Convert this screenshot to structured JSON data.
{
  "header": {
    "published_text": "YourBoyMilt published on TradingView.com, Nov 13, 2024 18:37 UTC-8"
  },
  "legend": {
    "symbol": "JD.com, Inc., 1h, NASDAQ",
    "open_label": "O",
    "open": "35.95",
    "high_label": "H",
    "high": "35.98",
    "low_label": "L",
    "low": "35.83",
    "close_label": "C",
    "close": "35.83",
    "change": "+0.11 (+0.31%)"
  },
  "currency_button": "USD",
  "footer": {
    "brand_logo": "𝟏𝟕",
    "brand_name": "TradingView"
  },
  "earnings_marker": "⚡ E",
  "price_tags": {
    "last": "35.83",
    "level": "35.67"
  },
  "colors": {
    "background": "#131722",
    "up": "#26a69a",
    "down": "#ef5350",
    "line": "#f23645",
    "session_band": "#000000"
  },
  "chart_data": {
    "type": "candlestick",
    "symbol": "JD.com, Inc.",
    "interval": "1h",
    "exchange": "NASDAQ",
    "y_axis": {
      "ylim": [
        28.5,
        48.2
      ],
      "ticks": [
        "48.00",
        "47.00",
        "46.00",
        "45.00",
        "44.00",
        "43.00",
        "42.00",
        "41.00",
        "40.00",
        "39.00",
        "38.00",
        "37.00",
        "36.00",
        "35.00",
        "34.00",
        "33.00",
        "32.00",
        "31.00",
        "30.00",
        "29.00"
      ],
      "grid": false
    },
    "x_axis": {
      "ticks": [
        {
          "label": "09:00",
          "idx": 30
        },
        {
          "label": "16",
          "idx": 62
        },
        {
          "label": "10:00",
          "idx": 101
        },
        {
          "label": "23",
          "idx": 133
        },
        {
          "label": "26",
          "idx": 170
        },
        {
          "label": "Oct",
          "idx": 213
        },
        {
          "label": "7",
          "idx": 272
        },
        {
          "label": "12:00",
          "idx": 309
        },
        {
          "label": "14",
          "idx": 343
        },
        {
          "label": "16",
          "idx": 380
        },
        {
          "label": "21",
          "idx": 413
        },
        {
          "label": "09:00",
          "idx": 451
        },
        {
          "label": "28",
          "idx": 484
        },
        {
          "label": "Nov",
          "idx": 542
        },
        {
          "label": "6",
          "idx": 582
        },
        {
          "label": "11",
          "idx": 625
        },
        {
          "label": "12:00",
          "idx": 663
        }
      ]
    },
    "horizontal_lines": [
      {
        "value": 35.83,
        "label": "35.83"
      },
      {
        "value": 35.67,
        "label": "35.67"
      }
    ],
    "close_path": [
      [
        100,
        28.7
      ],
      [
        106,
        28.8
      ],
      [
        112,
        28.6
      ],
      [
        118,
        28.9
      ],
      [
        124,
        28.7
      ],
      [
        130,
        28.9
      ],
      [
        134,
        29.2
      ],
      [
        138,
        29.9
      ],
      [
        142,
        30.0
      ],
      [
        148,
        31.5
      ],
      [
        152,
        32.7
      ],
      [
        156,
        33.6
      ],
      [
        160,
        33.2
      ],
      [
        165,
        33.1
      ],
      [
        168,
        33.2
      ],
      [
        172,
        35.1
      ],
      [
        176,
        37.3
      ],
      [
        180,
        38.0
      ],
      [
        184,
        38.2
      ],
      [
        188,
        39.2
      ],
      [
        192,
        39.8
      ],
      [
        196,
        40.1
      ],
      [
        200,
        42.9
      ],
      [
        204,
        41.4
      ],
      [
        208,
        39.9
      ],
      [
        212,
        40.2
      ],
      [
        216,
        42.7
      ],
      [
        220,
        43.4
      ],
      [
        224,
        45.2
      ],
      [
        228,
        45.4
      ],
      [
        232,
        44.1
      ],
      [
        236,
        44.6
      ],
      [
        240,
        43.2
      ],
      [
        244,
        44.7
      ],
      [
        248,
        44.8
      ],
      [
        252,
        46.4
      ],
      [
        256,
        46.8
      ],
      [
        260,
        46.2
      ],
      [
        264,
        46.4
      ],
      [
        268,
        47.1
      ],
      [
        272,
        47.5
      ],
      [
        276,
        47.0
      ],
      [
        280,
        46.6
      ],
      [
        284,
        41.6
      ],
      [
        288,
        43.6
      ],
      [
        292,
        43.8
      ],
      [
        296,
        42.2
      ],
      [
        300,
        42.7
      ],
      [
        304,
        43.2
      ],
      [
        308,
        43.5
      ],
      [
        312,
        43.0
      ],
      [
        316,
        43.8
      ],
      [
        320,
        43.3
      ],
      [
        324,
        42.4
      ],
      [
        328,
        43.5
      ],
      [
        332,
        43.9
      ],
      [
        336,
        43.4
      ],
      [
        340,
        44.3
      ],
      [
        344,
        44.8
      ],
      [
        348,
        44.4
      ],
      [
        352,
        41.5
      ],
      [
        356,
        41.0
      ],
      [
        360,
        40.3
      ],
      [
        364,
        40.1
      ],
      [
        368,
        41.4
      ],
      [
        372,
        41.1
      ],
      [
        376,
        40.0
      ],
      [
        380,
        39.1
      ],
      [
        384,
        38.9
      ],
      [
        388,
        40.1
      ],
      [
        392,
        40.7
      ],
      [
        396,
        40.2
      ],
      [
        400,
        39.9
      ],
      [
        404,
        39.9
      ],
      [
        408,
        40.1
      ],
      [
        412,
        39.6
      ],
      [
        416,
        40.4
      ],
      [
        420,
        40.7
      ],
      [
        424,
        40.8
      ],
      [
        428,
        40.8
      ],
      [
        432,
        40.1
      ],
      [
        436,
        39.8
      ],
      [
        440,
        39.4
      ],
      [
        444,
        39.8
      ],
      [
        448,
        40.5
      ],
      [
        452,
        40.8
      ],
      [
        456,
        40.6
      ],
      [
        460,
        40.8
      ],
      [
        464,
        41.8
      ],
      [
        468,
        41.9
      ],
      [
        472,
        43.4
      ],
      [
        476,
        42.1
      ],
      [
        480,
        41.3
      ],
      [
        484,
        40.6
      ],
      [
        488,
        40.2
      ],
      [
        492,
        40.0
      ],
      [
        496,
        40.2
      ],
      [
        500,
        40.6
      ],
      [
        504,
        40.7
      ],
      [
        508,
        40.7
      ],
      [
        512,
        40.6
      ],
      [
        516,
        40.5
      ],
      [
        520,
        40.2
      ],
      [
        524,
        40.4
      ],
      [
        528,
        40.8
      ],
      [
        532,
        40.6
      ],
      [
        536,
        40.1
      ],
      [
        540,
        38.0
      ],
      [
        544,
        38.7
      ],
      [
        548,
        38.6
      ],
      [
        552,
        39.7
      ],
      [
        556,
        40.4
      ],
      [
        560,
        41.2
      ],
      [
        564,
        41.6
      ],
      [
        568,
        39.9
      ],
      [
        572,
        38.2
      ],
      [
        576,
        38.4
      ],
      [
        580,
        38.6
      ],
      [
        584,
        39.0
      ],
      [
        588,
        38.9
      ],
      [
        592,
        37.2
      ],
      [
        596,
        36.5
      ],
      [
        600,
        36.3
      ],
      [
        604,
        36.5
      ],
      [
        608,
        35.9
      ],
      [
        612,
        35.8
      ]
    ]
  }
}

=======

> **WHAT IS REQUIRED**
Reproduce each entry from the records above, character for character.

> **RESPONSE**
Convert this screenshot to structured JSON data.
{
  "header": {
    "published_text": "YourBoyMilt published on TradingView.com, Nov 13, 2024 18:37 UTC-8"
  },
  "legend": {
    "symbol": "JD.com, Inc., 1h, NASDAQ",
    "open_label": "O",
    "open": "35.95",
    "high_label": "H",
    "high": "35.98",
    "low_label": "L",
    "low": "35.83",
    "close_label": "C",
    "close": "35.83",
    "change": "+0.11 (+0.31%)"
  },
  "currency_button": "USD",
  "footer": {
    "brand_logo": "𝟏𝟕",
    "brand_name": "TradingView"
  },
  "earnings_marker": "⚡ E",
  "price_tags": {
    "last": "35.83",
    "level": "35.67"
  },
  "colors": {
    "background": "#131722",
    "up": "#26a69a",
    "down": "#ef5350",
    "line": "#f23645",
    "session_band": "#000000"
  },
  "chart_data": {
    "type": "candlestick",
    "symbol": "JD.com, Inc.",
    "interval": "1h",
    "exchange": "NASDAQ",
    "y_axis": {
      "ylim": [
        28.5,
        48.2
      ],
      "ticks": [
        "48.00",
        "47.00",
        "46.00",
        "45.00",
        "44.00",
        "43.00",
        "42.00",
        "41.00",
        "40.00",
        "39.00",
        "38.00",
        "37.00",
        "36.00",
        "35.00",
        "34.00",
        "33.00",
        "32.00",
        "31.00",
        "30.00",
        "29.00"
      ],
      "grid": false
    },
    "x_axis": {
      "ticks": [
        {
          "label": "09:00",
          "idx": 30
        },
        {
          "label": "16",
          "idx": 62
        },
        {
          "label": "10:00",
          "idx": 101
        },
        {
          "label": "23",
          "idx": 133
        },
        {
          "label": "26",
          "idx": 170
        },
        {
          "label": "Oct",
          "idx": 213
        },
        {
          "label": "7",
          "idx": 272
        },
        {
          "label": "12:00",
          "idx": 309
        },
        {
          "label": "14",
          "idx": 343
        },
        {
          "label": "16",
          "idx": 380
        },
        {
          "label": "21",
          "idx": 413
        },
        {
          "label": "09:00",
          "idx": 451
        },
        {
          "label": "28",
          "idx": 484
        },
        {
          "label": "Nov",
          "idx": 542
        },
        {
          "label": "6",
          "idx": 582
        },
        {
          "label": "11",
          "idx": 625
        },
        {
          "label": "12:00",
          "idx": 663
        }
      ]
    },
    "horizontal_lines": [
      {
        "value": 35.83,
        "label": "35.83"
      },
      {
        "value": 35.67,
        "label": "35.67"
      }
    ],
    "close_path": [
      [
        100,
        28.7
      ],
      [
        106,
        28.8
      ],
      [
        112,
        28.6
      ],
      [
        118,
        28.9
      ],
      [
        124,
        28.7
      ],
      [
        130,
        28.9
      ],
      [
        134,
        29.2
      ],
      [
        138,
        29.9
      ],
      [
        142,
        30.0
      ],
      [
        148,
        31.5
      ],
      [
        152,
        32.7
      ],
      [
        156,
        33.6
      ],
      [
        160,
        33.2
      ],
      [
        165,
        33.1
      ],
      [
        168,
        33.2
      ],
      [
        172,
        35.1
      ],
      [
        176,
        37.3
      ],
      [
        180,
        38.0
      ],
      [
        184,
        38.2
      ],
      [
        188,
        39.2
      ],
      [
        192,
        39.8
      ],
      [
        196,
        40.1
      ],
      [
        200,
        42.9
      ],
      [
        204,
        41.4
      ],
      [
        208,
        39.9
      ],
      [
        212,
        40.2
      ],
      [
        216,
        42.7
      ],
      [
        220,
        43.4
      ],
      [
        224,
        45.2
      ],
      [
        228,
        45.4
      ],
      [
        232,
        44.1
      ],
      [
        236,
        44.6
      ],
      [
        240,
        43.2
      ],
      [
        244,
        44.7
      ],
      [
        248,
        44.8
      ],
      [
        252,
        46.4
      ],
      [
        256,
        46.8
      ],
      [
        260,
        46.2
      ],
      [
        264,
        46.4
      ],
      [
        268,
        47.1
      ],
      [
        272,
        47.5
      ],
      [
        276,
        47.0
      ],
      [
        280,
        46.6
      ],
      [
        284,
        41.6
      ],
      [
        288,
        43.6
      ],
      [
        292,
        43.8
      ],
      [
        296,
        42.2
      ],
      [
        300,
        42.7
      ],
      [
        304,
        43.2
      ],
      [
        308,
        43.5
      ],
      [
        312,
        43.0
      ],
      [
        316,
        43.8
      ],
      [
        320,
        43.3
      ],
      [
        324,
        42.4
      ],
      [
        328,
        43.5
      ],
      [
        332,
        43.9
      ],
      [
        336,
        43.4
      ],
      [
        340,
        44.3
      ],
      [
        344,
        44.8
      ],
      [
        348,
        44.4
      ],
      [
        352,
        41.5
      ],
      [
        356,
        41.0
      ],
      [
        360,
        40.3
      ],
      [
        364,
        40.1
      ],
      [
        368,
        41.4
      ],
      [
        372,
        41.1
      ],
      [
        376,
        40.0
      ],
      [
        380,
        39.1
      ],
      [
        384,
        38.9
      ],
      [
        388,
        40.1
      ],
      [
        392,
        40.7
      ],
      [
        396,
        40.2
      ],
      [
        400,
        39.9
      ],
      [
        404,
        39.9
      ],
      [
        408,
        40.1
      ],
      [
        412,
        39.6
      ],
      [
        416,
        40.4
      ],
      [
        420,
        40.7
      ],
      [
        424,
        40.8
      ],
      [
        428,
        40.8
      ],
      [
        432,
        40.1
      ],
      [
        436,
        39.8
      ],
      [
        440,
        39.4
      ],
      [
        444,
        39.8
      ],
      [
        448,
        40.5
      ],
      [
        452,
        40.8
      ],
      [
        456,
        40.6
      ],
      [
        460,
        40.8
      ],
      [
        464,
        41.8
      ],
      [
        468,
        41.9
      ],
      [
        472,
        43.4
      ],
      [
        476,
        42.1
      ],
      [
        480,
        41.3
      ],
      [
        484,
        40.6
      ],
      [
        488,
        40.2
      ],
      [
        492,
        40.0
      ],
      [
        496,
        40.2
      ],
      [
        500,
        40.6
      ],
      [
        504,
        40.7
      ],
      [
        508,
        40.7
      ],
      [
        512,
        40.6
      ],
      [
        516,
        40.5
      ],
      [
        520,
        40.2
      ],
      [
        524,
        40.4
      ],
      [
        528,
        40.8
      ],
      [
        532,
        40.6
      ],
      [
        536,
        40.1
      ],
      [
        540,
        38.0
      ],
      [
        544,
        38.7
      ],
      [
        548,
        38.6
      ],
      [
        552,
        39.7
      ],
      [
        556,
        40.4
      ],
      [
        560,
        41.2
      ],
      [
        564,
        41.6
      ],
      [
        568,
        39.9
      ],
      [
        572,
        38.2
      ],
      [
        576,
        38.4
      ],
      [
        580,
        38.6
      ],
      [
        584,
        39.0
      ],
      [
        588,
        38.9
      ],
      [
        592,
        37.2
      ],
      [
        596,
        36.5
      ],
      [
        600,
        36.3
      ],
      [
        604,
        36.5
      ],
      [
        608,
        35.9
      ],
      [
        612,
        35.8
      ]
    ]
  }
}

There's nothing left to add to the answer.